■ EXERCISE TASK
Write the records out again, precisely as they stand.

■ LISTED RECORDS

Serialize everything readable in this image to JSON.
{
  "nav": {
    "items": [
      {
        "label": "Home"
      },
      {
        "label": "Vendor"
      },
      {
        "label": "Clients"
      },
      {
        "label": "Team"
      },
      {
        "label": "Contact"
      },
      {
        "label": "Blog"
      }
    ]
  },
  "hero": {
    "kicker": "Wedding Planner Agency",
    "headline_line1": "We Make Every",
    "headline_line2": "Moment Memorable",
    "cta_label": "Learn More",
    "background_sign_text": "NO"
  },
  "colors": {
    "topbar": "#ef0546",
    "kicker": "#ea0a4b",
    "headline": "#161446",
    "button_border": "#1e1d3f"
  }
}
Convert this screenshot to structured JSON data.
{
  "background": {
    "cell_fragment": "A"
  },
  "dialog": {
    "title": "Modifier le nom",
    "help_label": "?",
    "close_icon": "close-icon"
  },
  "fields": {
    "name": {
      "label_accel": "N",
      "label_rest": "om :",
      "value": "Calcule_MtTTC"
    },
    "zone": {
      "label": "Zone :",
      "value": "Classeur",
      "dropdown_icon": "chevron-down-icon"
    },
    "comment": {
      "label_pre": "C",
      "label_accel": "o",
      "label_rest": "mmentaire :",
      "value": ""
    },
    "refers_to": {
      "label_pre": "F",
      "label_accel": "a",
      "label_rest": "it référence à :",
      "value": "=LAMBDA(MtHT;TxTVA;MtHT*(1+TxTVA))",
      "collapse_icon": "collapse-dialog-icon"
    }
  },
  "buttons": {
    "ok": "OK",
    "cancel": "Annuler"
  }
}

■ CORRECT RESULT
Serialize everything readable in this image to JSON.
{
  "nav": {
    "items": [
      {
        "label": "Home"
      },
      {
        "label": "Vendor"
      },
      {
        "label": "Clients"
      },
      {
        "label": "Team"
      },
      {
        "label": "Contact"
      },
      {
        "label": "Blog"
      }
    ]
  },
  "hero": {
    "kicker": "Wedding Planner Agency",
    "headline_line1": "We Make Every",
    "headline_line2": "Moment Memorable",
    "cta_label": "Learn More",
    "background_sign_text": "NO"
  },
  "colors": {
    "topbar": "#ef0546",
    "kicker": "#ea0a4b",
    "headline": "#161446",
    "button_border": "#1e1d3f"
  }
}
Convert this screenshot to structured JSON data.
{
  "background": {
    "cell_fragment": "A"
  },
  "dialog": {
    "title": "Modifier le nom",
    "help_label": "?",
    "close_icon": "close-icon"
  },
  "fields": {
    "name": {
      "label_accel": "N",
      "label_rest": "om :",
      "value": "Calcule_MtTTC"
    },
    "zone": {
      "label": "Zone :",
      "value": "Classeur",
      "dropdown_icon": "chevron-down-icon"
    },
    "comment": {
      "label_pre": "C",
      "label_accel": "o",
      "label_rest": "mmentaire :",
      "value": ""
    },
    "refers_to": {
      "label_pre": "F",
      "label_accel": "a",
      "label_rest": "it référence à :",
      "value": "=LAMBDA(MtHT;TxTVA;MtHT*(1+TxTVA))",
      "collapse_icon": "collapse-dialog-icon"
    }
  },
  "buttons": {
    "ok": "OK",
    "cancel": "Annuler"
  }
}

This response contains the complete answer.